EXERCISE PROMPT:
Transcribe the material verbatim in full; the pictures do not belong in the copy.

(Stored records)

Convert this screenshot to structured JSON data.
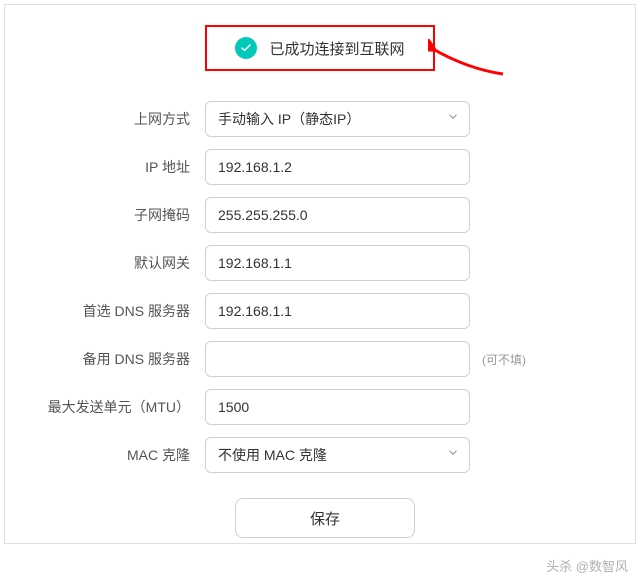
{
  "status": {
    "text": "已成功连接到互联网"
  },
  "form": {
    "connection_method": {
      "label": "上网方式",
      "value": "手动输入 IP（静态IP）"
    },
    "ip_address": {
      "label": "IP 地址",
      "value": "192.168.1.2"
    },
    "subnet_mask": {
      "label": "子网掩码",
      "value": "255.255.255.0"
    },
    "default_gateway": {
      "label": "默认网关",
      "value": "192.168.1.1"
    },
    "primary_dns": {
      "label": "首选 DNS 服务器",
      "value": "192.168.1.1"
    },
    "secondary_dns": {
      "label": "备用 DNS 服务器",
      "value": "",
      "hint": "(可不填)"
    },
    "mtu": {
      "label": "最大发送单元（MTU）",
      "value": "1500"
    },
    "mac_clone": {
      "label": "MAC 克隆",
      "value": "不使用 MAC 克隆"
    }
  },
  "buttons": {
    "save": "保存"
  },
  "watermark": "头杀 @数智风"
}
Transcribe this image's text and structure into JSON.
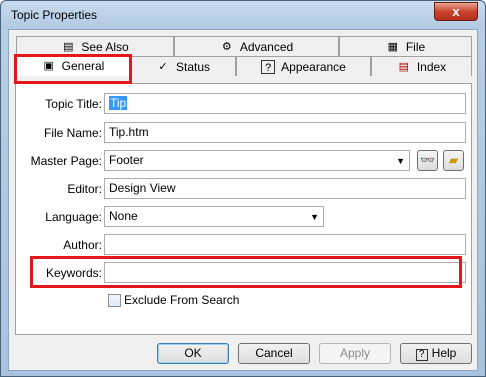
{
  "window": {
    "title": "Topic Properties",
    "close_glyph": "x"
  },
  "tabs": {
    "back": [
      {
        "label": "See Also",
        "icon": "see-also-icon"
      },
      {
        "label": "Advanced",
        "icon": "gear-icon"
      },
      {
        "label": "File",
        "icon": "file-icon"
      }
    ],
    "front": [
      {
        "label": "General",
        "icon": "general-icon"
      },
      {
        "label": "Status",
        "icon": "checkmark-icon"
      },
      {
        "label": "Appearance",
        "icon": "help-icon"
      },
      {
        "label": "Index",
        "icon": "index-icon"
      }
    ]
  },
  "form": {
    "topic_title": {
      "label": "Topic Title:",
      "value": "Tip"
    },
    "file_name": {
      "label": "File Name:",
      "value": "Tip.htm"
    },
    "master_page": {
      "label": "Master Page:",
      "value": "Footer"
    },
    "editor": {
      "label": "Editor:",
      "value": "Design View"
    },
    "language": {
      "label": "Language:",
      "value": "None"
    },
    "author": {
      "label": "Author:",
      "value": ""
    },
    "keywords": {
      "label": "Keywords:",
      "value": ""
    },
    "exclude": {
      "label": "Exclude From Search",
      "checked": false
    }
  },
  "buttons": {
    "ok": "OK",
    "cancel": "Cancel",
    "apply": "Apply",
    "help": "Help"
  },
  "colors": {
    "highlight": "#e3161b",
    "selection": "#3399ff"
  }
}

SOLUTION:
Convert this screenshot to structured JSON data.
{
  "status": {
    "text": "已成功连接到互联网"
  },
  "form": {
    "connection_method": {
      "label": "上网方式",
      "value": "手动输入 IP（静态IP）"
    },
    "ip_address": {
      "label": "IP 地址",
      "value": "192.168.1.2"
    },
    "subnet_mask": {
      "label": "子网掩码",
      "value": "255.255.255.0"
    },
    "default_gateway": {
      "label": "默认网关",
      "value": "192.168.1.1"
    },
    "primary_dns": {
      "label": "首选 DNS 服务器",
      "value": "192.168.1.1"
    },
    "secondary_dns": {
      "label": "备用 DNS 服务器",
      "value": "",
      "hint": "(可不填)"
    },
    "mtu": {
      "label": "最大发送单元（MTU）",
      "value": "1500"
    },
    "mac_clone": {
      "label": "MAC 克隆",
      "value": "不使用 MAC 克隆"
    }
  },
  "buttons": {
    "save": "保存"
  },
  "watermark": "头杀 @数智风"
}
Transcribe this image's text and structure into JSON.
{
  "window": {
    "title": "Topic Properties",
    "close_glyph": "x"
  },
  "tabs": {
    "back": [
      {
        "label": "See Also",
        "icon": "see-also-icon"
      },
      {
        "label": "Advanced",
        "icon": "gear-icon"
      },
      {
        "label": "File",
        "icon": "file-icon"
      }
    ],
    "front": [
      {
        "label": "General",
        "icon": "general-icon"
      },
      {
        "label": "Status",
        "icon": "checkmark-icon"
      },
      {
        "label": "Appearance",
        "icon": "help-icon"
      },
      {
        "label": "Index",
        "icon": "index-icon"
      }
    ]
  },
  "form": {
    "topic_title": {
      "label": "Topic Title:",
      "value": "Tip"
    },
    "file_name": {
      "label": "File Name:",
      "value": "Tip.htm"
    },
    "master_page": {
      "label": "Master Page:",
      "value": "Footer"
    },
    "editor": {
      "label": "Editor:",
      "value": "Design View"
    },
    "language": {
      "label": "Language:",
      "value": "None"
    },
    "author": {
      "label": "Author:",
      "value": ""
    },
    "keywords": {
      "label": "Keywords:",
      "value": ""
    },
    "exclude": {
      "label": "Exclude From Search",
      "checked": false
    }
  },
  "buttons": {
    "ok": "OK",
    "cancel": "Cancel",
    "apply": "Apply",
    "help": "Help"
  },
  "colors": {
    "highlight": "#e3161b",
    "selection": "#3399ff"
  }
}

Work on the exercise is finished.